-- begin MATERIAL SHOWN --

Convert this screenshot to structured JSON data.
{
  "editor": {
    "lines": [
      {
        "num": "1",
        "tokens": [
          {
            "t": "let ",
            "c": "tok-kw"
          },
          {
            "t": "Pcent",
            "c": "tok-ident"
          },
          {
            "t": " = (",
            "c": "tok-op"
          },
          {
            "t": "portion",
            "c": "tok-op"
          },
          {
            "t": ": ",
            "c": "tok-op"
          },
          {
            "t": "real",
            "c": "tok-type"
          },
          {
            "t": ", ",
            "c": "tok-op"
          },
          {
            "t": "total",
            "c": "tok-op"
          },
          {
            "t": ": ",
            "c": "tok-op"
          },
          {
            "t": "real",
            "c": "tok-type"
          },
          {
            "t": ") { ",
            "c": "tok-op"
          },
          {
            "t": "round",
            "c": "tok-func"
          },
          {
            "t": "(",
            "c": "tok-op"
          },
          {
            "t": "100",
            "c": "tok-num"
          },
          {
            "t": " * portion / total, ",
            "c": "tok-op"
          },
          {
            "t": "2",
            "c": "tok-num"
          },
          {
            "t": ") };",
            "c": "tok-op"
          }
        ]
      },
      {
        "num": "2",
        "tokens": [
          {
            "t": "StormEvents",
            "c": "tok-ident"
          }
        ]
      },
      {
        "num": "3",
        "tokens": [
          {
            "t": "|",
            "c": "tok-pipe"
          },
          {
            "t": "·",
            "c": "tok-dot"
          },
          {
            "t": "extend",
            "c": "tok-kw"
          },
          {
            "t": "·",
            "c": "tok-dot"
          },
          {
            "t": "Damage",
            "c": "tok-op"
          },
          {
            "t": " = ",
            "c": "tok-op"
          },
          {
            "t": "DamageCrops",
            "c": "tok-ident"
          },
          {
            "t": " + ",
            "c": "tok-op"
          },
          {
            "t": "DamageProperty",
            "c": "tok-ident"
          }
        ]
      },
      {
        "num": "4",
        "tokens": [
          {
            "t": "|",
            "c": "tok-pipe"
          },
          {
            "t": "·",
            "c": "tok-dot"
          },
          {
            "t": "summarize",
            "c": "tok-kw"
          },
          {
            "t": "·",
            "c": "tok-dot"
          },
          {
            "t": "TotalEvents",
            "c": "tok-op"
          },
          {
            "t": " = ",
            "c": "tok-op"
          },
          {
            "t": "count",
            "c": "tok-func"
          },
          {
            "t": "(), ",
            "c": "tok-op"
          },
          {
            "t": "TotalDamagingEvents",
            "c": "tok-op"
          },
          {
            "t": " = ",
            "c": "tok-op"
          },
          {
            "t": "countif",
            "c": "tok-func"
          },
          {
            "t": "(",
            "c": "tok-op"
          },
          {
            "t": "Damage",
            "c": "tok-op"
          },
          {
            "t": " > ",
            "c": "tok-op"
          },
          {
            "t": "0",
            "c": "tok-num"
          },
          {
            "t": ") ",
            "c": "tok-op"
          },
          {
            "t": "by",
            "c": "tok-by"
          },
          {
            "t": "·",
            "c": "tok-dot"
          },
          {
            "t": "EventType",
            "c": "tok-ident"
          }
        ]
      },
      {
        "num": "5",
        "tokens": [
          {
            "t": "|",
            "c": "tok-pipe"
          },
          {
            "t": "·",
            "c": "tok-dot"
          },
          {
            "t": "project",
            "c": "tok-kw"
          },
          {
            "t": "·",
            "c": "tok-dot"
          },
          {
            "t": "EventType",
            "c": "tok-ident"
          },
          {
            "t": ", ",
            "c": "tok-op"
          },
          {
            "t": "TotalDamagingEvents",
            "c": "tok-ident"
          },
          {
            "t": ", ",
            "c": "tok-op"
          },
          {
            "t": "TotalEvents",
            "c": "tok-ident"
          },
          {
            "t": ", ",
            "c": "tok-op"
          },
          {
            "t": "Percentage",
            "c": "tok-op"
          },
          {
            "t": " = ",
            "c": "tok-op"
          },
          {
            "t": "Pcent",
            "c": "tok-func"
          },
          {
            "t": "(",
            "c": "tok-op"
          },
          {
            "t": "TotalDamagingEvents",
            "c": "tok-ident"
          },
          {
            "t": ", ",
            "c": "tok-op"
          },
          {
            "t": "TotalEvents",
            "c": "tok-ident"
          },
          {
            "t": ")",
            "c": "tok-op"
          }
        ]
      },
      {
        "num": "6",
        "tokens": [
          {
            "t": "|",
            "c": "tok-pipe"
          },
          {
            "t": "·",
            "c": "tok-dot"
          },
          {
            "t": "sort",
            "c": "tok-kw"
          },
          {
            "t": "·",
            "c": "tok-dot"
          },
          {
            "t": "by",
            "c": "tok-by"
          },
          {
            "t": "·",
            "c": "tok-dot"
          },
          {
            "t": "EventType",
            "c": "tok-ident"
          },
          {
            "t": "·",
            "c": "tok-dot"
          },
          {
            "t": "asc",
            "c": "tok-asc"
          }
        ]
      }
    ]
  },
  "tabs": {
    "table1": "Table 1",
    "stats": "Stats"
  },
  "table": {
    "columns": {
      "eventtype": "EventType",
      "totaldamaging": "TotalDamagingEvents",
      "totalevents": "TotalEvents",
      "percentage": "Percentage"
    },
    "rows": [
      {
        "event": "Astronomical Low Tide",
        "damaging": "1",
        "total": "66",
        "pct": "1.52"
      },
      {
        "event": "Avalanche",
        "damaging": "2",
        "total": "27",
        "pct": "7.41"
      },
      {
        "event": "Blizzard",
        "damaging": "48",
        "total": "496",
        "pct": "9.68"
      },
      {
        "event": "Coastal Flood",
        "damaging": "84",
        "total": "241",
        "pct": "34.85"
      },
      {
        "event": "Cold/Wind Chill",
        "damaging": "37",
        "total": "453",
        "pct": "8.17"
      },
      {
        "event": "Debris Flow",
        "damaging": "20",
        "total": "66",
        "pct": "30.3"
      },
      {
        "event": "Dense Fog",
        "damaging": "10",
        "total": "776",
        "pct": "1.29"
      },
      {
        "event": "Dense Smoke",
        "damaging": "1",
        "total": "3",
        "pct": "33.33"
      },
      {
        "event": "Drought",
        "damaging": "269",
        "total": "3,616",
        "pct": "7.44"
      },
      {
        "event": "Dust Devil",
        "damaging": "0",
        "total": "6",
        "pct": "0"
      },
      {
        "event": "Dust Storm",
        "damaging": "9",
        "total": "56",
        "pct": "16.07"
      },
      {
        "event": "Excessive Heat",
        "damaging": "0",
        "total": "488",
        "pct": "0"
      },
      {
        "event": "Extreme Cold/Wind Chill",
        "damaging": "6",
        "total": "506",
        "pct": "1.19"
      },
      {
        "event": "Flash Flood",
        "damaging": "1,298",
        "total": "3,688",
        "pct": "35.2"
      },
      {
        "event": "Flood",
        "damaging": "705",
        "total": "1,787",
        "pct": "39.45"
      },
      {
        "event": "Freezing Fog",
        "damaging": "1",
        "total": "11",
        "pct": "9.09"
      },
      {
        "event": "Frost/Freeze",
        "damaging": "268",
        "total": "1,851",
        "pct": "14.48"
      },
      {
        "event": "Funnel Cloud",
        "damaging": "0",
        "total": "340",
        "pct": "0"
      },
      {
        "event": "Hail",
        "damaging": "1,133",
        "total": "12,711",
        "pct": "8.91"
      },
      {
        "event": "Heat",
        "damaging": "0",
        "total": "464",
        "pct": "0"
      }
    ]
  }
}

-- end MATERIAL SHOWN --

REQUIREMENT | Faithfully transcribe the whole of the data.

IN RESPONSE |
Convert this screenshot to structured JSON data.
{
  "editor": {
    "lines": [
      {
        "num": "1",
        "tokens": [
          {
            "t": "let ",
            "c": "tok-kw"
          },
          {
            "t": "Pcent",
            "c": "tok-ident"
          },
          {
            "t": " = (",
            "c": "tok-op"
          },
          {
            "t": "portion",
            "c": "tok-op"
          },
          {
            "t": ": ",
            "c": "tok-op"
          },
          {
            "t": "real",
            "c": "tok-type"
          },
          {
            "t": ", ",
            "c": "tok-op"
          },
          {
            "t": "total",
            "c": "tok-op"
          },
          {
            "t": ": ",
            "c": "tok-op"
          },
          {
            "t": "real",
            "c": "tok-type"
          },
          {
            "t": ") { ",
            "c": "tok-op"
          },
          {
            "t": "round",
            "c": "tok-func"
          },
          {
            "t": "(",
            "c": "tok-op"
          },
          {
            "t": "100",
            "c": "tok-num"
          },
          {
            "t": " * portion / total, ",
            "c": "tok-op"
          },
          {
            "t": "2",
            "c": "tok-num"
          },
          {
            "t": ") };",
            "c": "tok-op"
          }
        ]
      },
      {
        "num": "2",
        "tokens": [
          {
            "t": "StormEvents",
            "c": "tok-ident"
          }
        ]
      },
      {
        "num": "3",
        "tokens": [
          {
            "t": "|",
            "c": "tok-pipe"
          },
          {
            "t": "·",
            "c": "tok-dot"
          },
          {
            "t": "extend",
            "c": "tok-kw"
          },
          {
            "t": "·",
            "c": "tok-dot"
          },
          {
            "t": "Damage",
            "c": "tok-op"
          },
          {
            "t": " = ",
            "c": "tok-op"
          },
          {
            "t": "DamageCrops",
            "c": "tok-ident"
          },
          {
            "t": " + ",
            "c": "tok-op"
          },
          {
            "t": "DamageProperty",
            "c": "tok-ident"
          }
        ]
      },
      {
        "num": "4",
        "tokens": [
          {
            "t": "|",
            "c": "tok-pipe"
          },
          {
            "t": "·",
            "c": "tok-dot"
          },
          {
            "t": "summarize",
            "c": "tok-kw"
          },
          {
            "t": "·",
            "c": "tok-dot"
          },
          {
            "t": "TotalEvents",
            "c": "tok-op"
          },
          {
            "t": " = ",
            "c": "tok-op"
          },
          {
            "t": "count",
            "c": "tok-func"
          },
          {
            "t": "(), ",
            "c": "tok-op"
          },
          {
            "t": "TotalDamagingEvents",
            "c": "tok-op"
          },
          {
            "t": " = ",
            "c": "tok-op"
          },
          {
            "t": "countif",
            "c": "tok-func"
          },
          {
            "t": "(",
            "c": "tok-op"
          },
          {
            "t": "Damage",
            "c": "tok-op"
          },
          {
            "t": " > ",
            "c": "tok-op"
          },
          {
            "t": "0",
            "c": "tok-num"
          },
          {
            "t": ") ",
            "c": "tok-op"
          },
          {
            "t": "by",
            "c": "tok-by"
          },
          {
            "t": "·",
            "c": "tok-dot"
          },
          {
            "t": "EventType",
            "c": "tok-ident"
          }
        ]
      },
      {
        "num": "5",
        "tokens": [
          {
            "t": "|",
            "c": "tok-pipe"
          },
          {
            "t": "·",
            "c": "tok-dot"
          },
          {
            "t": "project",
            "c": "tok-kw"
          },
          {
            "t": "·",
            "c": "tok-dot"
          },
          {
            "t": "EventType",
            "c": "tok-ident"
          },
          {
            "t": ", ",
            "c": "tok-op"
          },
          {
            "t": "TotalDamagingEvents",
            "c": "tok-ident"
          },
          {
            "t": ", ",
            "c": "tok-op"
          },
          {
            "t": "TotalEvents",
            "c": "tok-ident"
          },
          {
            "t": ", ",
            "c": "tok-op"
          },
          {
            "t": "Percentage",
            "c": "tok-op"
          },
          {
            "t": " = ",
            "c": "tok-op"
          },
          {
            "t": "Pcent",
            "c": "tok-func"
          },
          {
            "t": "(",
            "c": "tok-op"
          },
          {
            "t": "TotalDamagingEvents",
            "c": "tok-ident"
          },
          {
            "t": ", ",
            "c": "tok-op"
          },
          {
            "t": "TotalEvents",
            "c": "tok-ident"
          },
          {
            "t": ")",
            "c": "tok-op"
          }
        ]
      },
      {
        "num": "6",
        "tokens": [
          {
            "t": "|",
            "c": "tok-pipe"
          },
          {
            "t": "·",
            "c": "tok-dot"
          },
          {
            "t": "sort",
            "c": "tok-kw"
          },
          {
            "t": "·",
            "c": "tok-dot"
          },
          {
            "t": "by",
            "c": "tok-by"
          },
          {
            "t": "·",
            "c": "tok-dot"
          },
          {
            "t": "EventType",
            "c": "tok-ident"
          },
          {
            "t": "·",
            "c": "tok-dot"
          },
          {
            "t": "asc",
            "c": "tok-asc"
          }
        ]
      }
    ]
  },
  "tabs": {
    "table1": "Table 1",
    "stats": "Stats"
  },
  "table": {
    "columns": {
      "eventtype": "EventType",
      "totaldamaging": "TotalDamagingEvents",
      "totalevents": "TotalEvents",
      "percentage": "Percentage"
    },
    "rows": [
      {
        "event": "Astronomical Low Tide",
        "damaging": "1",
        "total": "66",
        "pct": "1.52"
      },
      {
        "event": "Avalanche",
        "damaging": "2",
        "total": "27",
        "pct": "7.41"
      },
      {
        "event": "Blizzard",
        "damaging": "48",
        "total": "496",
        "pct": "9.68"
      },
      {
        "event": "Coastal Flood",
        "damaging": "84",
        "total": "241",
        "pct": "34.85"
      },
      {
        "event": "Cold/Wind Chill",
        "damaging": "37",
        "total": "453",
        "pct": "8.17"
      },
      {
        "event": "Debris Flow",
        "damaging": "20",
        "total": "66",
        "pct": "30.3"
      },
      {
        "event": "Dense Fog",
        "damaging": "10",
        "total": "776",
        "pct": "1.29"
      },
      {
        "event": "Dense Smoke",
        "damaging": "1",
        "total": "3",
        "pct": "33.33"
      },
      {
        "event": "Drought",
        "damaging": "269",
        "total": "3,616",
        "pct": "7.44"
      },
      {
        "event": "Dust Devil",
        "damaging": "0",
        "total": "6",
        "pct": "0"
      },
      {
        "event": "Dust Storm",
        "damaging": "9",
        "total": "56",
        "pct": "16.07"
      },
      {
        "event": "Excessive Heat",
        "damaging": "0",
        "total": "488",
        "pct": "0"
      },
      {
        "event": "Extreme Cold/Wind Chill",
        "damaging": "6",
        "total": "506",
        "pct": "1.19"
      },
      {
        "event": "Flash Flood",
        "damaging": "1,298",
        "total": "3,688",
        "pct": "35.2"
      },
      {
        "event": "Flood",
        "damaging": "705",
        "total": "1,787",
        "pct": "39.45"
      },
      {
        "event": "Freezing Fog",
        "damaging": "1",
        "total": "11",
        "pct": "9.09"
      },
      {
        "event": "Frost/Freeze",
        "damaging": "268",
        "total": "1,851",
        "pct": "14.48"
      },
      {
        "event": "Funnel Cloud",
        "damaging": "0",
        "total": "340",
        "pct": "0"
      },
      {
        "event": "Hail",
        "damaging": "1,133",
        "total": "12,711",
        "pct": "8.91"
      },
      {
        "event": "Heat",
        "damaging": "0",
        "total": "464",
        "pct": "0"
      }
    ]
  }
}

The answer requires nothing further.